## Source data
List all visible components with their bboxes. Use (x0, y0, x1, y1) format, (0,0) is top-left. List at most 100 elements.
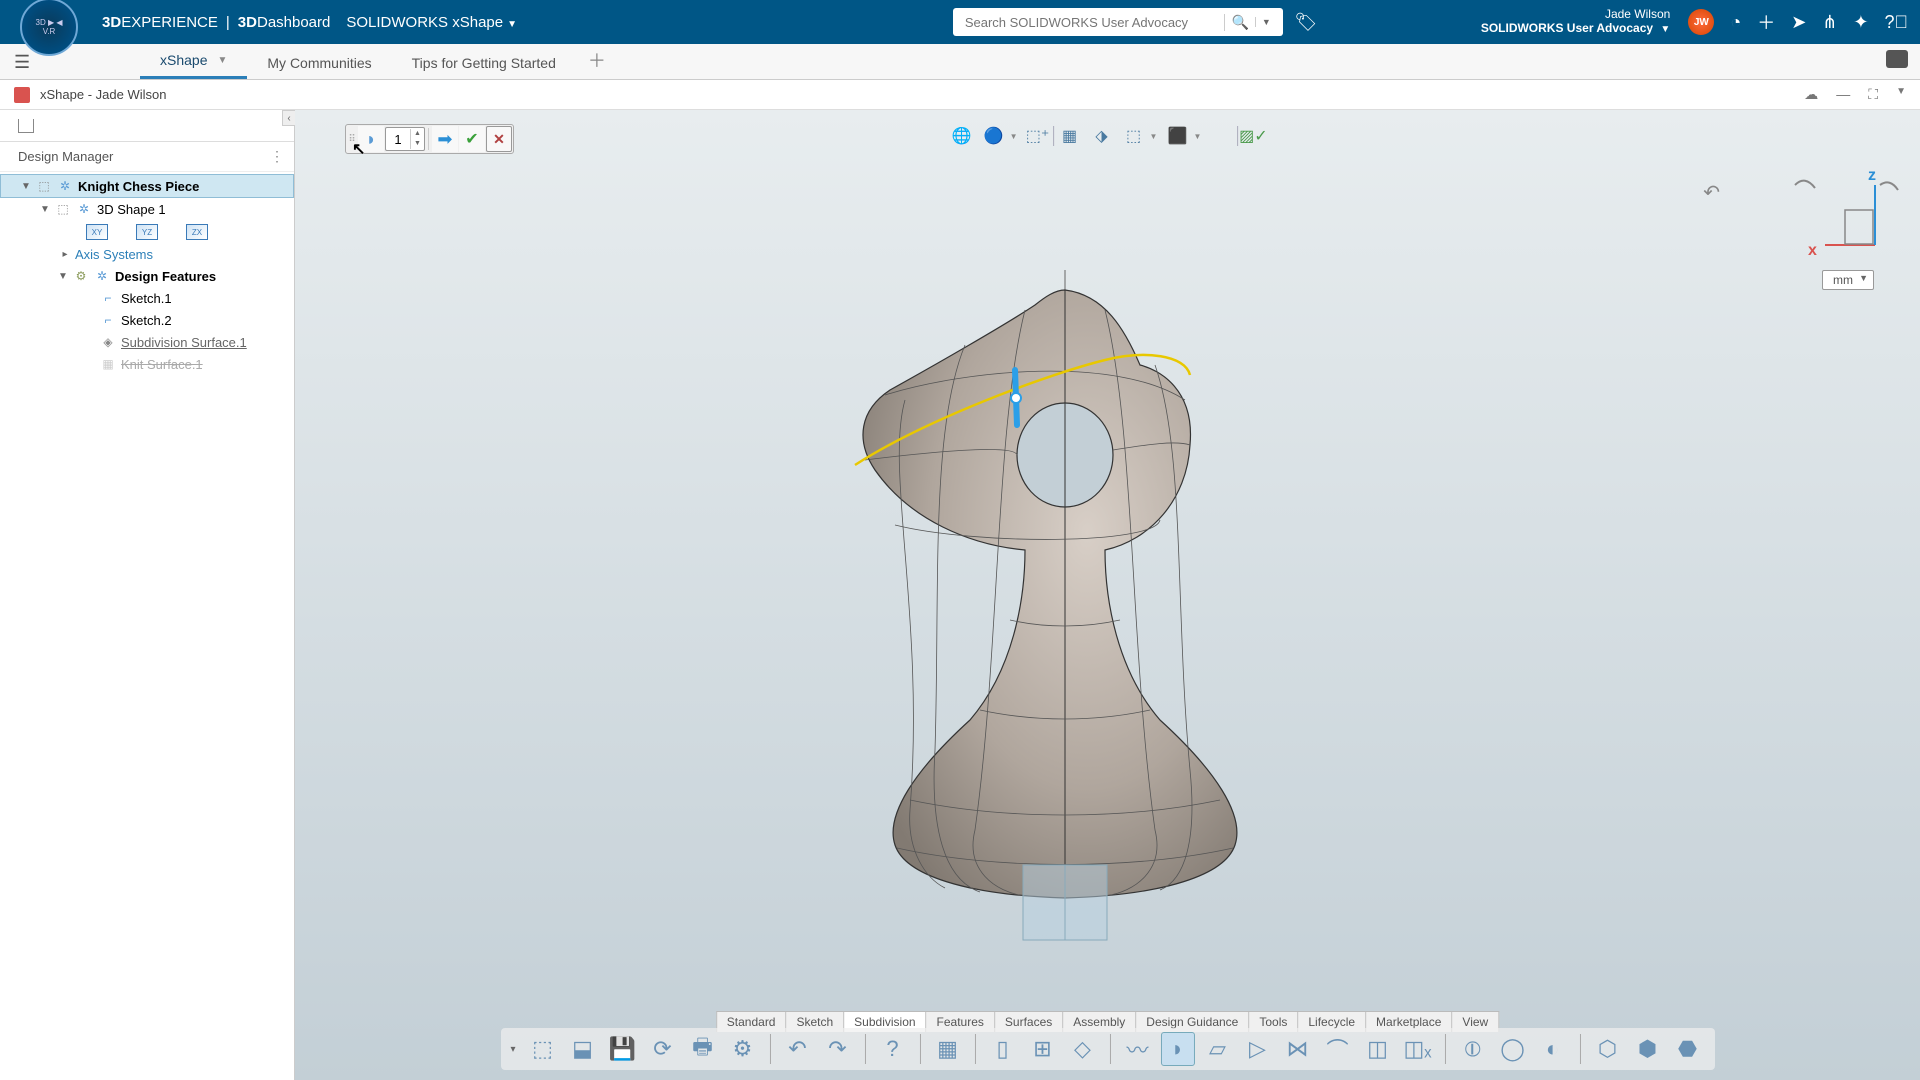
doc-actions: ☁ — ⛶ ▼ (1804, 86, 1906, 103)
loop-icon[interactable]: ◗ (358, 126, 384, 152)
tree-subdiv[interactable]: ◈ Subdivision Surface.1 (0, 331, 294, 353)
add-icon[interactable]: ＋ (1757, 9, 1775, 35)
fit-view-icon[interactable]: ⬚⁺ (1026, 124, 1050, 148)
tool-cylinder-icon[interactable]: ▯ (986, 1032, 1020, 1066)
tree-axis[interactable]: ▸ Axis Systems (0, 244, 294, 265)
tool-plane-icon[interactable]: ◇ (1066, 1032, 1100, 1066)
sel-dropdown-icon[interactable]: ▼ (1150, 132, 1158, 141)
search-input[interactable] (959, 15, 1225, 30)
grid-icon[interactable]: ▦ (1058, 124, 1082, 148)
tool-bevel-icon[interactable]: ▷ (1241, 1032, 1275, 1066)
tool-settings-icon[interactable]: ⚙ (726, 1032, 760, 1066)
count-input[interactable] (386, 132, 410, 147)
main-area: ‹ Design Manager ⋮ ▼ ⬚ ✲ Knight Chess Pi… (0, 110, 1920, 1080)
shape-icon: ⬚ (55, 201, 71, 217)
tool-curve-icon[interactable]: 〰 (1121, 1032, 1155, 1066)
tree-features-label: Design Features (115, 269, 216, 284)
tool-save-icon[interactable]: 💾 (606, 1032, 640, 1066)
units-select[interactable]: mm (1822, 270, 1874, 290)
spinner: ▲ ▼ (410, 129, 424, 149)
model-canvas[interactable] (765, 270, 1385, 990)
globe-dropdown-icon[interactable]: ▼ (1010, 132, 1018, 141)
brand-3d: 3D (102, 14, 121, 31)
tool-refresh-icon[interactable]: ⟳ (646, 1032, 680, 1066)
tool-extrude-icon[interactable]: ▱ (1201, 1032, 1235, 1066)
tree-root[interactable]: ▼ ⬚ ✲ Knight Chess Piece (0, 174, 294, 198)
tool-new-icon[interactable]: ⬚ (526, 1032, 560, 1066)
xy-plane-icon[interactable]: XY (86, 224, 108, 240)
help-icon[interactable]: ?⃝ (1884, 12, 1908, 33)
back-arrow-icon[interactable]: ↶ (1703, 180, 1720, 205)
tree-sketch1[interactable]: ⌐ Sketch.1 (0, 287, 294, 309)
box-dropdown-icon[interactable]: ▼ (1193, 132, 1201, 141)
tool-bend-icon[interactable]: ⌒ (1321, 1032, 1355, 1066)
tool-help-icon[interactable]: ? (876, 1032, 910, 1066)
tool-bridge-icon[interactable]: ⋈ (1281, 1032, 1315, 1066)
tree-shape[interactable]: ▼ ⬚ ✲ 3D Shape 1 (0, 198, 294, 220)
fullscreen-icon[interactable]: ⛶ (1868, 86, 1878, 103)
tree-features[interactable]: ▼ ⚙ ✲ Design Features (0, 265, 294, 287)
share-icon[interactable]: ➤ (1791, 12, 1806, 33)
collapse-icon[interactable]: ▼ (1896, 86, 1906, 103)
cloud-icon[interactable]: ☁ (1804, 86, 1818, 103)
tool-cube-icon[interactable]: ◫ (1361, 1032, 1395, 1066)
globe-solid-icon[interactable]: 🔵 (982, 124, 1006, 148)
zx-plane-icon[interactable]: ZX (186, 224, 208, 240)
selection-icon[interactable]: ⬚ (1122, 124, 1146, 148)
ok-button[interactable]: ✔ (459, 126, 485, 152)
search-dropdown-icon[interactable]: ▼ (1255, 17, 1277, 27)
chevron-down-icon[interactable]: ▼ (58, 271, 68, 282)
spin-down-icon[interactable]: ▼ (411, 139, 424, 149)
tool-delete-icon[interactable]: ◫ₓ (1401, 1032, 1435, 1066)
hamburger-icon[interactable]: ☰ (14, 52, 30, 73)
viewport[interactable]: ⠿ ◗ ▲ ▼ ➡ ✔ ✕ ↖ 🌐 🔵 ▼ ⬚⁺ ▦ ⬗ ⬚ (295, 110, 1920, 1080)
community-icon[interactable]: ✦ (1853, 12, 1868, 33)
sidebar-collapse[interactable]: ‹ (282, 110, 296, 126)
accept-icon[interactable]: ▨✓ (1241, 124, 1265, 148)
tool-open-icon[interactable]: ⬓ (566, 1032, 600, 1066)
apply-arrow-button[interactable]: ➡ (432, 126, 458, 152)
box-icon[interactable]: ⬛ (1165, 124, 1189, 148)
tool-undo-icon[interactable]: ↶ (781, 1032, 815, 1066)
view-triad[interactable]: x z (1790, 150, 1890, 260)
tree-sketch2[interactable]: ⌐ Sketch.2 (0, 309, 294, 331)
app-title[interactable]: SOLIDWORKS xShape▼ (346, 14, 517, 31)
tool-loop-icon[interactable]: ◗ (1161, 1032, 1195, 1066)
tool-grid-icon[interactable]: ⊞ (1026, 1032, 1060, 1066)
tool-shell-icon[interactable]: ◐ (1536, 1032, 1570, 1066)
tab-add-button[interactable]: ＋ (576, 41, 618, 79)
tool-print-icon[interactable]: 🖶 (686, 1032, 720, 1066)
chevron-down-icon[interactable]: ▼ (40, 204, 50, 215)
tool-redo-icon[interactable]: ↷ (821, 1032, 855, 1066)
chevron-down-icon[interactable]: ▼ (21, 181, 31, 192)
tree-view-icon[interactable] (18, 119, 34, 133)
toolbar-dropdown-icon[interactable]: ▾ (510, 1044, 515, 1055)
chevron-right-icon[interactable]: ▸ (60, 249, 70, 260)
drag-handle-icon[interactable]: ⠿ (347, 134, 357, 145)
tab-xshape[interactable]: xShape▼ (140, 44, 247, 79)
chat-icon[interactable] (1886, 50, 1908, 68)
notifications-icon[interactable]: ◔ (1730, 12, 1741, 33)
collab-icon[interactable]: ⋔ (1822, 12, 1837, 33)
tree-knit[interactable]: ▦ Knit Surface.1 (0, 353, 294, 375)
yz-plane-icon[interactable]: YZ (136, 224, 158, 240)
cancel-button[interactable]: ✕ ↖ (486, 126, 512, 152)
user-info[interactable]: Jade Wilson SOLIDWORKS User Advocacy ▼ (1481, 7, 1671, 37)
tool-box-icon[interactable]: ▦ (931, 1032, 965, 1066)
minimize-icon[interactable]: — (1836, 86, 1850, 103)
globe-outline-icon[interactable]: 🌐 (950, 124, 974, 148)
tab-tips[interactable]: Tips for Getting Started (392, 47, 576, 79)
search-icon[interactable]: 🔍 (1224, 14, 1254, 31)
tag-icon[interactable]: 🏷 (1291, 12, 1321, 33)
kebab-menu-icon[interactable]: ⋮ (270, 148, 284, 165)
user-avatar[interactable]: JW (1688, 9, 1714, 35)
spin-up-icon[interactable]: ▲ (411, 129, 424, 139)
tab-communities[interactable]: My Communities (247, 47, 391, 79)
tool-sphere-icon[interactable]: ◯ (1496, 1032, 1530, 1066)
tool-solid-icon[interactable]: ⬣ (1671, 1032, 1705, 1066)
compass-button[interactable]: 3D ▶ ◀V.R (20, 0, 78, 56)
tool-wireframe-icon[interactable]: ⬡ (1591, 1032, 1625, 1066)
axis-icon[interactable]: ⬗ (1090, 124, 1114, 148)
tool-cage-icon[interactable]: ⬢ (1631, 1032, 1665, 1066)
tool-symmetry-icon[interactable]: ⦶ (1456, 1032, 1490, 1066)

## Written task
Rewrite the listing above as a numbered list, leaving out blank lines and any pictures.

## Solved problem
1. List all visible components with their bboxes. Use (x0, y0, x1, y1) format, (0,0) is top-left. List at most 100 elements.
2. doc-actions: ☁ — ⛶ ▼ (1804, 86, 1906, 103)
3. loop-icon[interactable]: ◗ (358, 126, 384, 152)
4. tree-subdiv[interactable]: ◈ Subdivision Surface.1 (0, 331, 294, 353)
5. add-icon[interactable]: ＋ (1757, 9, 1775, 35)
6. fit-view-icon[interactable]: ⬚⁺ (1026, 124, 1050, 148)
7. tool-cylinder-icon[interactable]: ▯ (986, 1032, 1020, 1066)
8. tree-axis[interactable]: ▸ Axis Systems (0, 244, 294, 265)
9. tool-plane-icon[interactable]: ◇ (1066, 1032, 1100, 1066)
10. sel-dropdown-icon[interactable]: ▼ (1150, 132, 1158, 141)
11. search-input[interactable] (959, 15, 1225, 30)
12. grid-icon[interactable]: ▦ (1058, 124, 1082, 148)
13. tool-bevel-icon[interactable]: ▷ (1241, 1032, 1275, 1066)
14. tool-settings-icon[interactable]: ⚙ (726, 1032, 760, 1066)
15. count-input[interactable] (386, 132, 410, 147)
16. main-area: ‹ Design Manager ⋮ ▼ ⬚ ✲ Knight Chess Pi… (0, 110, 1920, 1080)
17. shape-icon: ⬚ (55, 201, 71, 217)
18. tool-curve-icon[interactable]: 〰 (1121, 1032, 1155, 1066)
19. tree-features-label: Design Features (115, 269, 216, 284)
20. tool-save-icon[interactable]: 💾 (606, 1032, 640, 1066)
21. units-select[interactable]: mm (1822, 270, 1874, 290)
22. spinner: ▲ ▼ (410, 129, 424, 149)
23. model-canvas[interactable] (765, 270, 1385, 990)
24. globe-dropdown-icon[interactable]: ▼ (1010, 132, 1018, 141)
25. brand-3d: 3D (102, 14, 121, 31)
26. tool-refresh-icon[interactable]: ⟳ (646, 1032, 680, 1066)
27. tool-extrude-icon[interactable]: ▱ (1201, 1032, 1235, 1066)
28. tree-root[interactable]: ▼ ⬚ ✲ Knight Chess Piece (0, 174, 294, 198)
29. tool-new-icon[interactable]: ⬚ (526, 1032, 560, 1066)
30. xy-plane-icon[interactable]: XY (86, 224, 108, 240)
31. help-icon[interactable]: ?⃝ (1884, 12, 1908, 33)
32. back-arrow-icon[interactable]: ↶ (1703, 180, 1720, 205)
33. tree-sketch1[interactable]: ⌐ Sketch.1 (0, 287, 294, 309)
34. box-dropdown-icon[interactable]: ▼ (1193, 132, 1201, 141)
35. tool-bend-icon[interactable]: ⌒ (1321, 1032, 1355, 1066)
36. tool-help-icon[interactable]: ? (876, 1032, 910, 1066)
37. tool-bridge-icon[interactable]: ⋈ (1281, 1032, 1315, 1066)
38. tree-shape[interactable]: ▼ ⬚ ✲ 3D Shape 1 (0, 198, 294, 220)
39. fullscreen-icon[interactable]: ⛶ (1868, 86, 1878, 103)
40. tree-features[interactable]: ▼ ⚙ ✲ Design Features (0, 265, 294, 287)
41. share-icon[interactable]: ➤ (1791, 12, 1806, 33)
42. collapse-icon[interactable]: ▼ (1896, 86, 1906, 103)
43. cloud-icon[interactable]: ☁ (1804, 86, 1818, 103)
44. tool-cube-icon[interactable]: ◫ (1361, 1032, 1395, 1066)
45. globe-solid-icon[interactable]: 🔵 (982, 124, 1006, 148)
46. zx-plane-icon[interactable]: ZX (186, 224, 208, 240)
47. selection-icon[interactable]: ⬚ (1122, 124, 1146, 148)
48. ok-button[interactable]: ✔ (459, 126, 485, 152)
49. search-dropdown-icon[interactable]: ▼ (1255, 17, 1277, 27)
50. chevron-down-icon[interactable]: ▼ (58, 271, 68, 282)
51. spin-down-icon[interactable]: ▼ (411, 139, 424, 149)
52. tool-delete-icon[interactable]: ◫ₓ (1401, 1032, 1435, 1066)
53. hamburger-icon[interactable]: ☰ (14, 52, 30, 73)
54. viewport[interactable]: ⠿ ◗ ▲ ▼ ➡ ✔ ✕ ↖ 🌐 🔵 ▼ ⬚⁺ ▦ ⬗ ⬚ (295, 110, 1920, 1080)
55. community-icon[interactable]: ✦ (1853, 12, 1868, 33)
56. sidebar-collapse[interactable]: ‹ (282, 110, 296, 126)
57. accept-icon[interactable]: ▨✓ (1241, 124, 1265, 148)
58. tool-open-icon[interactable]: ⬓ (566, 1032, 600, 1066)
59. apply-arrow-button[interactable]: ➡ (432, 126, 458, 152)
60. box-icon[interactable]: ⬛ (1165, 124, 1189, 148)
61. tool-undo-icon[interactable]: ↶ (781, 1032, 815, 1066)
62. view-triad[interactable]: x z (1790, 150, 1890, 260)
63. tree-sketch2[interactable]: ⌐ Sketch.2 (0, 309, 294, 331)
64. app-title[interactable]: SOLIDWORKS xShape▼ (346, 14, 517, 31)
65. tool-loop-icon[interactable]: ◗ (1161, 1032, 1195, 1066)
66. tool-grid-icon[interactable]: ⊞ (1026, 1032, 1060, 1066)
67. tool-shell-icon[interactable]: ◐ (1536, 1032, 1570, 1066)
68. tab-add-button[interactable]: ＋ (576, 41, 618, 79)
69. tool-print-icon[interactable]: 🖶 (686, 1032, 720, 1066)
70. chevron-down-icon[interactable]: ▼ (40, 204, 50, 215)
71. tool-redo-icon[interactable]: ↷ (821, 1032, 855, 1066)
72. chevron-down-icon[interactable]: ▼ (21, 181, 31, 192)
73. tree-view-icon[interactable] (18, 119, 34, 133)
74. toolbar-dropdown-icon[interactable]: ▾ (510, 1044, 515, 1055)
75. chevron-right-icon[interactable]: ▸ (60, 249, 70, 260)
76. drag-handle-icon[interactable]: ⠿ (347, 134, 357, 145)
77. tab-xshape[interactable]: xShape▼ (140, 44, 247, 79)
78. chat-icon[interactable] (1886, 50, 1908, 68)
79. notifications-icon[interactable]: ◔ (1730, 12, 1741, 33)
80. collab-icon[interactable]: ⋔ (1822, 12, 1837, 33)
81. tree-knit[interactable]: ▦ Knit Surface.1 (0, 353, 294, 375)
82. yz-plane-icon[interactable]: YZ (136, 224, 158, 240)
83. cancel-button[interactable]: ✕ ↖ (486, 126, 512, 152)
84. user-info[interactable]: Jade Wilson SOLIDWORKS User Advocacy ▼ (1481, 7, 1671, 37)
85. tool-box-icon[interactable]: ▦ (931, 1032, 965, 1066)
86. minimize-icon[interactable]: — (1836, 86, 1850, 103)
87. globe-outline-icon[interactable]: 🌐 (950, 124, 974, 148)
88. tab-tips[interactable]: Tips for Getting Started (392, 47, 576, 79)
89. search-icon[interactable]: 🔍 (1224, 14, 1254, 31)
90. tag-icon[interactable]: 🏷 (1291, 12, 1321, 33)
91. kebab-menu-icon[interactable]: ⋮ (270, 148, 284, 165)
92. user-avatar[interactable]: JW (1688, 9, 1714, 35)
93. spin-up-icon[interactable]: ▲ (411, 129, 424, 139)
94. tab-communities[interactable]: My Communities (247, 47, 391, 79)
95. tool-sphere-icon[interactable]: ◯ (1496, 1032, 1530, 1066)
96. tool-solid-icon[interactable]: ⬣ (1671, 1032, 1705, 1066)
97. compass-button[interactable]: 3D ▶ ◀V.R (20, 0, 78, 56)
98. tool-wireframe-icon[interactable]: ⬡ (1591, 1032, 1625, 1066)
99. axis-icon[interactable]: ⬗ (1090, 124, 1114, 148)
100. tool-cage-icon[interactable]: ⬢ (1631, 1032, 1665, 1066)
101. tool-symmetry-icon[interactable]: ⦶ (1456, 1032, 1490, 1066)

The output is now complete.